* begin *

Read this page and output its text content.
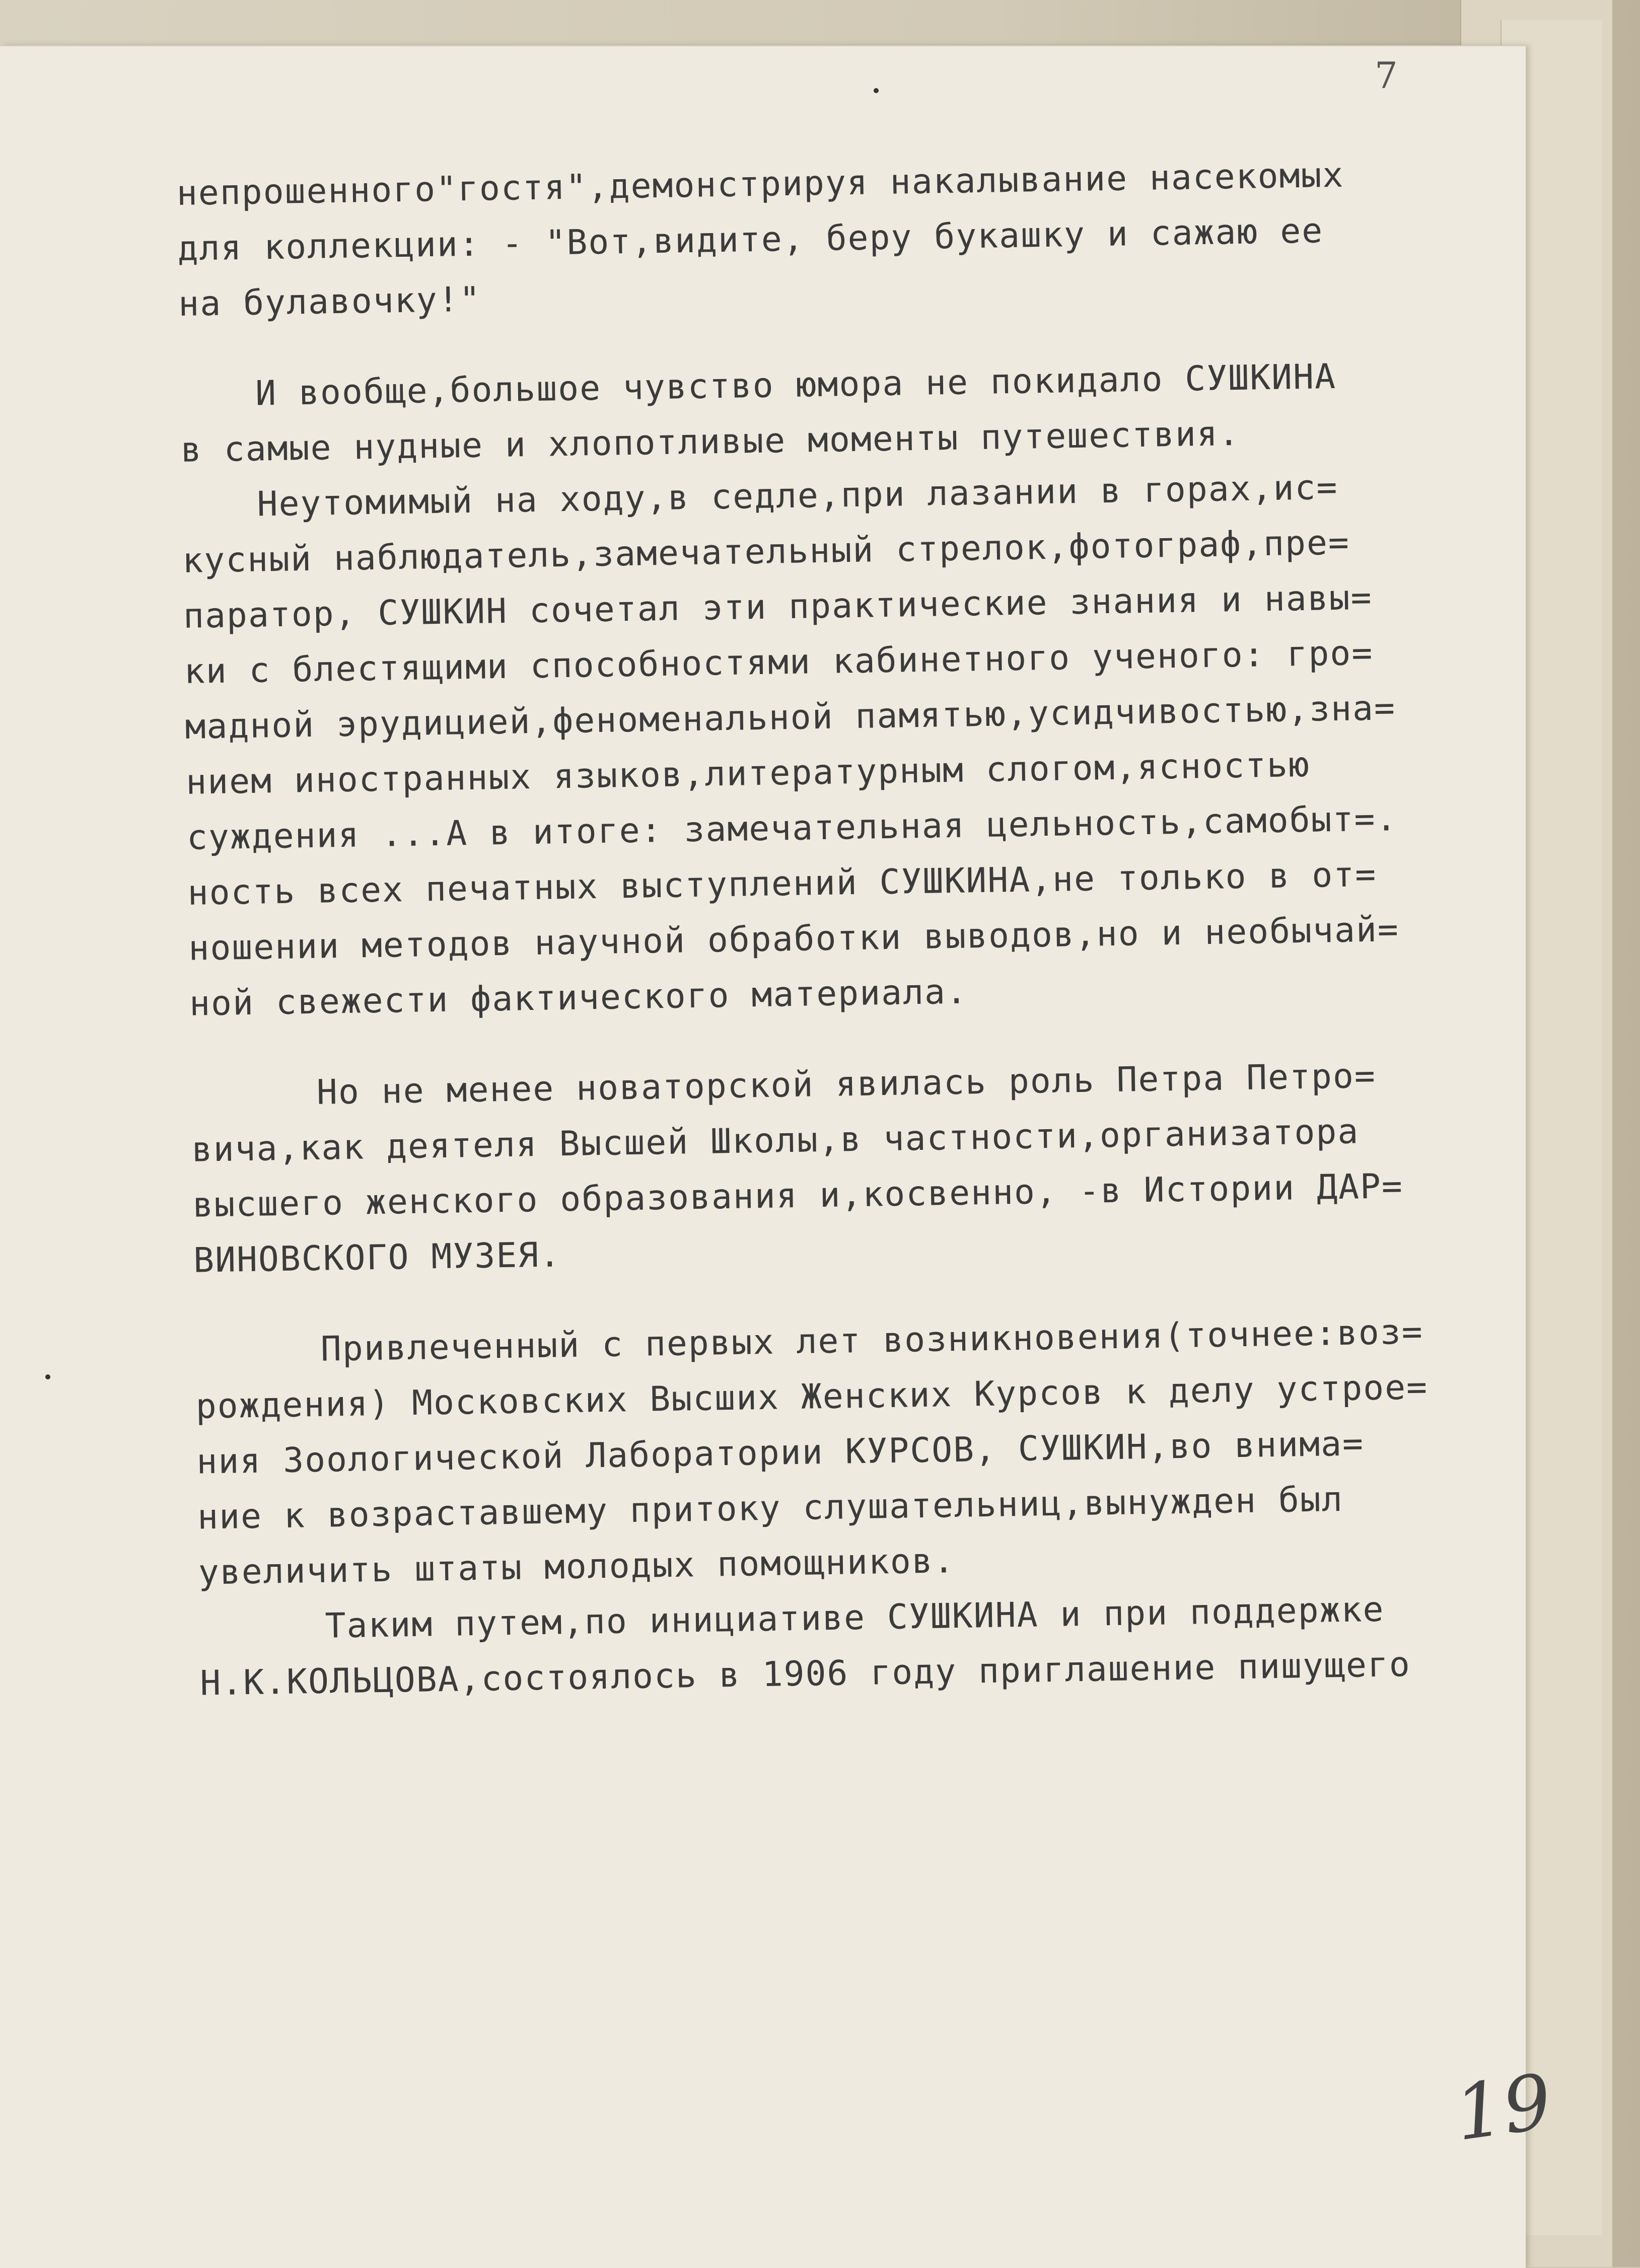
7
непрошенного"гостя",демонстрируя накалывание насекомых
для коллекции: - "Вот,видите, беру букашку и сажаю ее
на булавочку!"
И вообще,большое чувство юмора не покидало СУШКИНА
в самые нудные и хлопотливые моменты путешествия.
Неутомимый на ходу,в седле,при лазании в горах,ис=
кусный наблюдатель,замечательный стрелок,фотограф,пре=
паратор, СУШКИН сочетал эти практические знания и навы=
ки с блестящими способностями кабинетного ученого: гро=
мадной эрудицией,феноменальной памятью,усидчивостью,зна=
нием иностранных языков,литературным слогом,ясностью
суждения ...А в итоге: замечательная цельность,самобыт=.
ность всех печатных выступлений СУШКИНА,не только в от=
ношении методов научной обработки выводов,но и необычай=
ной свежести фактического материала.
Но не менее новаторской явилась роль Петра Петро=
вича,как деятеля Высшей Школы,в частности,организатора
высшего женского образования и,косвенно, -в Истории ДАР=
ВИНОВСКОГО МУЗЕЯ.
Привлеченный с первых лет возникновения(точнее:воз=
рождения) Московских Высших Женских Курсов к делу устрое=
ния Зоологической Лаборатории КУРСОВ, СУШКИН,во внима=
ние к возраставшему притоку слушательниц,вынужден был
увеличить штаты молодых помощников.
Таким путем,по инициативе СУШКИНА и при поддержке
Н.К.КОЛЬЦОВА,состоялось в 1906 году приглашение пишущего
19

* end *
* begin *

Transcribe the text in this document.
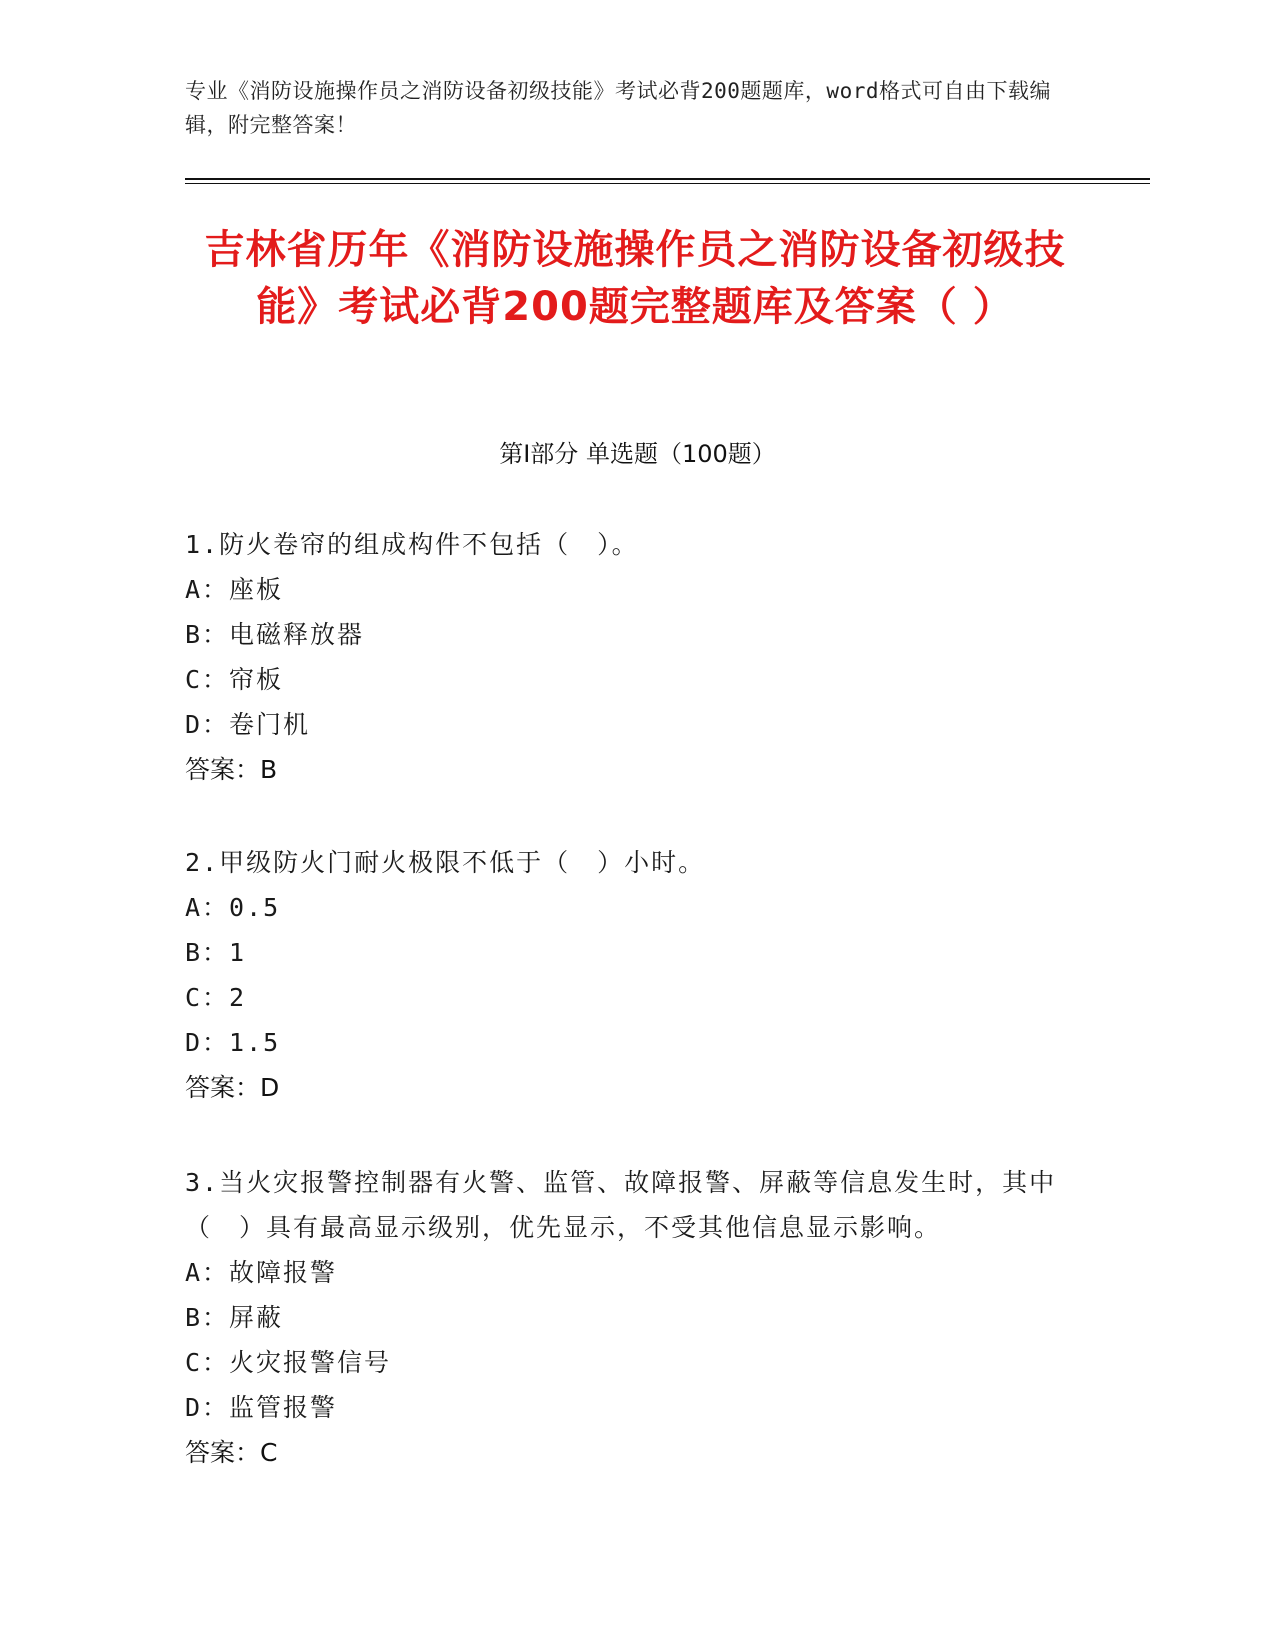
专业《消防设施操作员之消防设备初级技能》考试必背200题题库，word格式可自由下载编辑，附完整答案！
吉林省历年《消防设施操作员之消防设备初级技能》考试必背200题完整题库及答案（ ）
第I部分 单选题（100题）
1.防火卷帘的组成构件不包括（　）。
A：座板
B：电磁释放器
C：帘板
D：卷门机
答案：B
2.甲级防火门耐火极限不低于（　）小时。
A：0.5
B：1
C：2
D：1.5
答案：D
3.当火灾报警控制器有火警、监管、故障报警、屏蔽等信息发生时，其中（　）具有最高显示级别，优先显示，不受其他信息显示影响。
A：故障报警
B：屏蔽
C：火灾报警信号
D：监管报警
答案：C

* end *

TASK STATEMENT: Copy each line holding the word "text" from the listing above.

WORKED ANSWER:
Read this page and output its text content.
Transcribe the text in this document.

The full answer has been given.